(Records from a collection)
###

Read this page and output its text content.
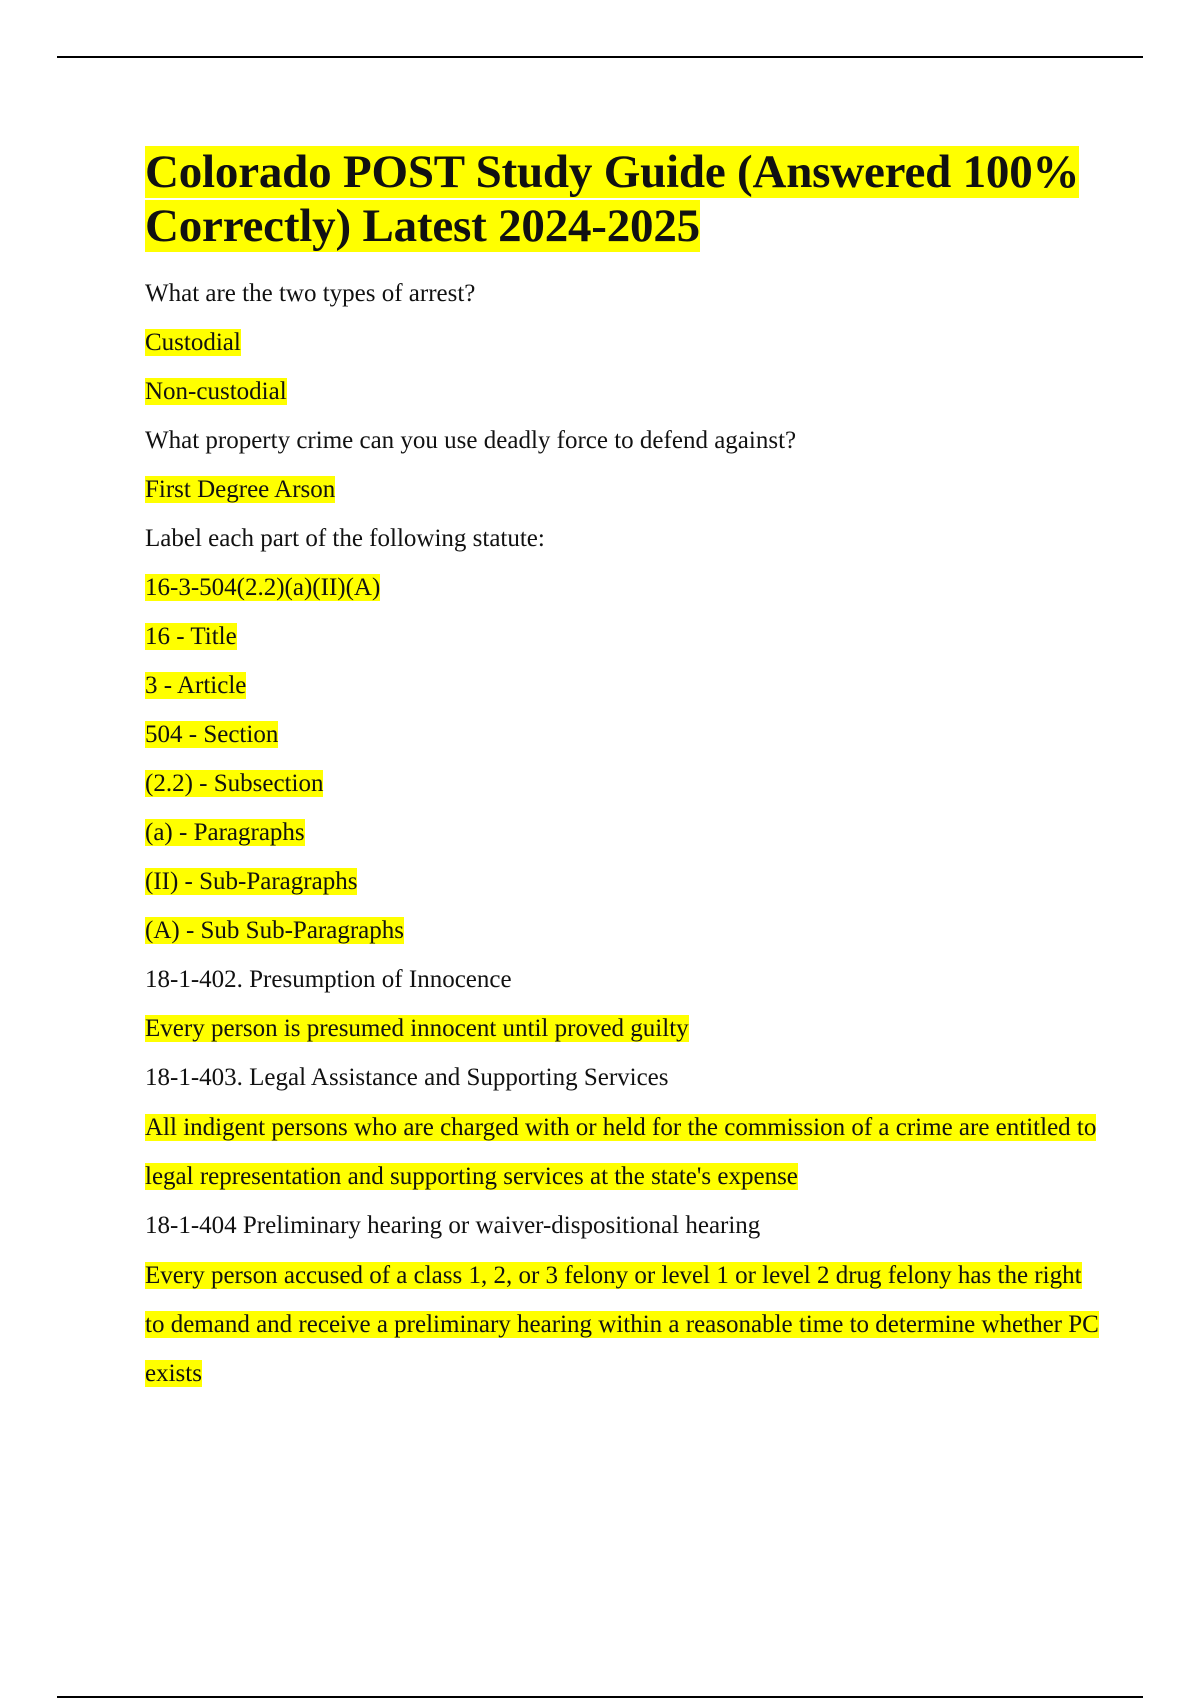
Colorado POST Study Guide (Answered 100% Correctly) Latest 2024-2025

What are the two types of arrest?

Custodial

Non-custodial

What property crime can you use deadly force to defend against?

First Degree Arson

Label each part of the following statute:

16-3-504(2.2)(a)(II)(A)

16 - Title

3 - Article

504 - Section

(2.2) - Subsection

(a) - Paragraphs

(II) - Sub-Paragraphs

(A) - Sub Sub-Paragraphs

18-1-402. Presumption of Innocence

Every person is presumed innocent until proved guilty

18-1-403. Legal Assistance and Supporting Services

All indigent persons who are charged with or held for the commission of a crime are entitled to legal representation and supporting services at the state's expense

18-1-404 Preliminary hearing or waiver-dispositional hearing

Every person accused of a class 1, 2, or 3 felony or level 1 or level 2 drug felony has the right to demand and receive a preliminary hearing within a reasonable time to determine whether PC exists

###

EXERCISE PROMPT:
The records above are to be quoted exactly, with all pictures left out.

COMPLETED EXERCISE:
Read this page and output its text content.
Colorado POST Study Guide (Answered 100% Correctly) Latest 2024-2025

What are the two types of arrest?

Custodial

Non-custodial

What property crime can you use deadly force to defend against?

First Degree Arson

Label each part of the following statute:

16-3-504(2.2)(a)(II)(A)

16 - Title

3 - Article

504 - Section

(2.2) - Subsection

(a) - Paragraphs

(II) - Sub-Paragraphs

(A) - Sub Sub-Paragraphs

18-1-402. Presumption of Innocence

Every person is presumed innocent until proved guilty

18-1-403. Legal Assistance and Supporting Services

All indigent persons who are charged with or held for the commission of a crime are entitled to legal representation and supporting services at the state's expense

18-1-404 Preliminary hearing or waiver-dispositional hearing

Every person accused of a class 1, 2, or 3 felony or level 1 or level 2 drug felony has the right to demand and receive a preliminary hearing within a reasonable time to determine whether PC exists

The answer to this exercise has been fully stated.